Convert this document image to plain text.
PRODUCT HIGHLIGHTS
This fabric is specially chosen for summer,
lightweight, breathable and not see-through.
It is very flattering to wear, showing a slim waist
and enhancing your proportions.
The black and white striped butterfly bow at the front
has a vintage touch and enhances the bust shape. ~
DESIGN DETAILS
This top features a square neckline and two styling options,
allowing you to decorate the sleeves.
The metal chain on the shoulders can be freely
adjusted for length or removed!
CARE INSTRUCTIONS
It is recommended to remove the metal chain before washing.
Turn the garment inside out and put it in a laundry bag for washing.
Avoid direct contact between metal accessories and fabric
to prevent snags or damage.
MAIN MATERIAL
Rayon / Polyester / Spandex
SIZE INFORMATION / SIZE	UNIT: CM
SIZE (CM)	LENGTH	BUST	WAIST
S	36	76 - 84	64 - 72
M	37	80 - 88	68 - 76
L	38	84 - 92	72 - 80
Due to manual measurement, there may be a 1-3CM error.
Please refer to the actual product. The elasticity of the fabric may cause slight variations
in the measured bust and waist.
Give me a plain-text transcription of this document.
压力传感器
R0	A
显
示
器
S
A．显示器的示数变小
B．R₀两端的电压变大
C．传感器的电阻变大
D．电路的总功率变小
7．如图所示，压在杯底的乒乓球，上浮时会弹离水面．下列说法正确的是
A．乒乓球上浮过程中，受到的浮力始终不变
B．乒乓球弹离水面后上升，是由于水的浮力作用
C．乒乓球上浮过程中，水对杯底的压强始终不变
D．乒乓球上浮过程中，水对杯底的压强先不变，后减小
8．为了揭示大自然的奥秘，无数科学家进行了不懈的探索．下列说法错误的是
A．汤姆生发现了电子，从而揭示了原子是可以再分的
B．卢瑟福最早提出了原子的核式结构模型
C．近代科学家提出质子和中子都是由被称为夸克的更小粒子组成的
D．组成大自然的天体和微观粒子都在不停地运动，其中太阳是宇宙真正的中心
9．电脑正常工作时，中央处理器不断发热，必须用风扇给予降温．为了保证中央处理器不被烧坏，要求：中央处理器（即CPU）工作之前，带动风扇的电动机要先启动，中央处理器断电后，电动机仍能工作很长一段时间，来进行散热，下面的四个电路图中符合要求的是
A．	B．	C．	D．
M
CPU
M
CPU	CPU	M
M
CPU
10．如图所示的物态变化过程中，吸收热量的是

----------

- GIVEN REQUEST -
Lines of the material that contain the word "chain" are to be gathered.

- RIGHT ANSWER -
The metal chain on the shoulders can be freely
It is recommended to remove the metal chain before washing.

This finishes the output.